[Start of ENTRIES PROVIDED]

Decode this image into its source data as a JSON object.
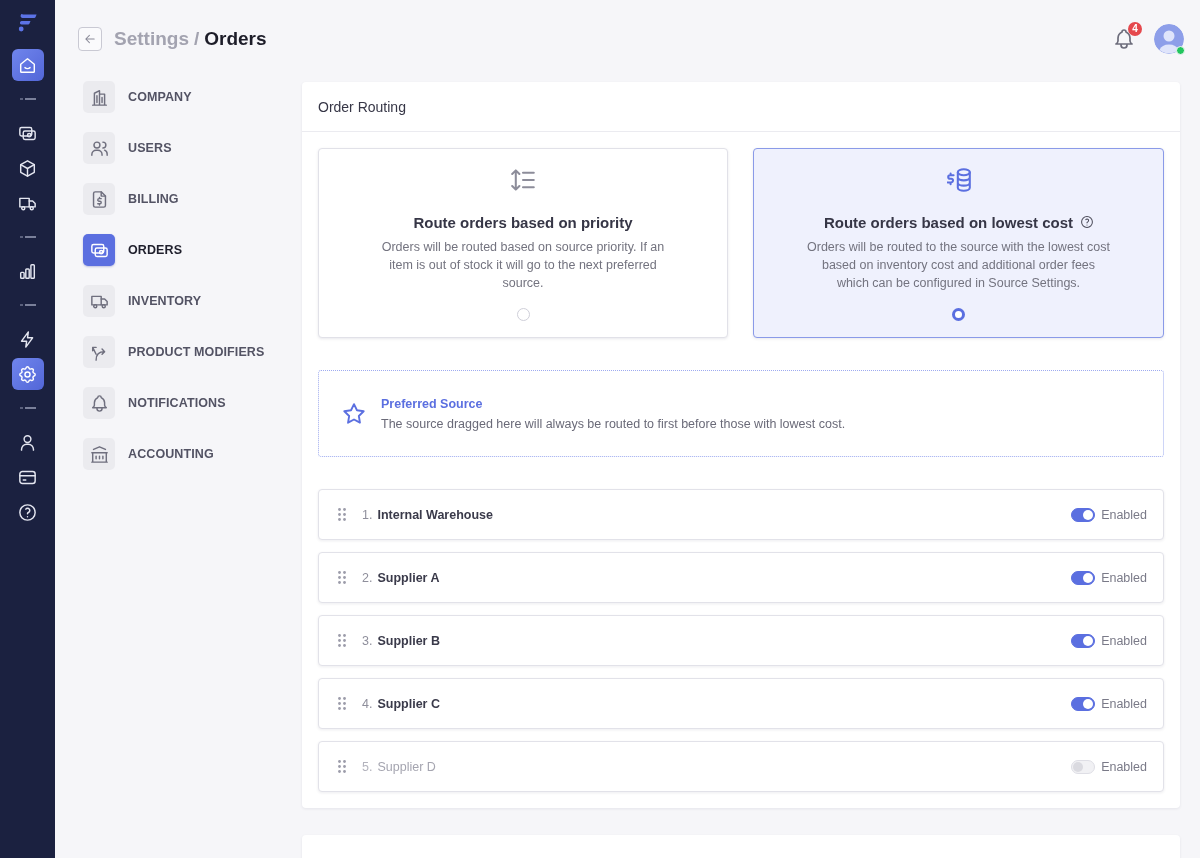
{
  "nav_rail": {
    "groups": [
      [
        {
          "selected": true
        }
      ],
      [
        {
          "selected": false
        },
        {
          "selected": false
        },
        {
          "selected": false
        }
      ],
      [
        {
          "selected": false
        }
      ],
      [
        {
          "selected": false
        },
        {
          "selected": true
        }
      ],
      [
        {
          "selected": false
        },
        {
          "selected": false
        },
        {
          "selected": false
        }
      ]
    ]
  },
  "header": {
    "breadcrumb_parent": "Settings",
    "breadcrumb_separator": "/",
    "title": "Orders",
    "notification_count": "4",
    "user_online": true
  },
  "settings_menu": {
    "items": [
      {
        "label": "COMPANY",
        "selected": false
      },
      {
        "label": "USERS",
        "selected": false
      },
      {
        "label": "BILLING",
        "selected": false
      },
      {
        "label": "ORDERS",
        "selected": true
      },
      {
        "label": "INVENTORY",
        "selected": false
      },
      {
        "label": "PRODUCT MODIFIERS",
        "selected": false
      },
      {
        "label": "NOTIFICATIONS",
        "selected": false
      },
      {
        "label": "ACCOUNTING",
        "selected": false
      }
    ]
  },
  "order_routing": {
    "title": "Order Routing",
    "options": [
      {
        "title": "Route orders based on priority",
        "description": "Orders will be routed based on source priority. If an\nitem is out of stock it will go to the next preferred\nsource.",
        "help": false,
        "selected": false
      },
      {
        "title": "Route orders based on lowest cost",
        "description": "Orders will be routed to the source with the lowest cost\nbased on inventory cost and additional order fees\nwhich can be configured in Source Settings.",
        "help": true,
        "selected": true
      }
    ],
    "preferred_source": {
      "title": "Preferred Source",
      "description": "The source dragged here will always be routed to first before those with lowest cost."
    },
    "sources": [
      {
        "number": "1.",
        "name": "Internal Warehouse",
        "enabled": true,
        "status": "Enabled"
      },
      {
        "number": "2.",
        "name": "Supplier A",
        "enabled": true,
        "status": "Enabled"
      },
      {
        "number": "3.",
        "name": "Supplier B",
        "enabled": true,
        "status": "Enabled"
      },
      {
        "number": "4.",
        "name": "Supplier C",
        "enabled": true,
        "status": "Enabled"
      },
      {
        "number": "5.",
        "name": "Supplier D",
        "enabled": false,
        "status": "Enabled"
      }
    ]
  }
}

[End of ENTRIES PROVIDED]

__WORK TO COMPLETE__: In the entries above, find each line with the word "cost" and copy it.

__FULL ANSWER__:
        "title": "Route orders based on lowest cost",
        "description": "Orders will be routed to the source with the lowest cost\nbased on inventory cost and additional order fees\nwhich can be configured in Source Settings.",
      "description": "The source dragged here will always be routed to first before those with lowest cost."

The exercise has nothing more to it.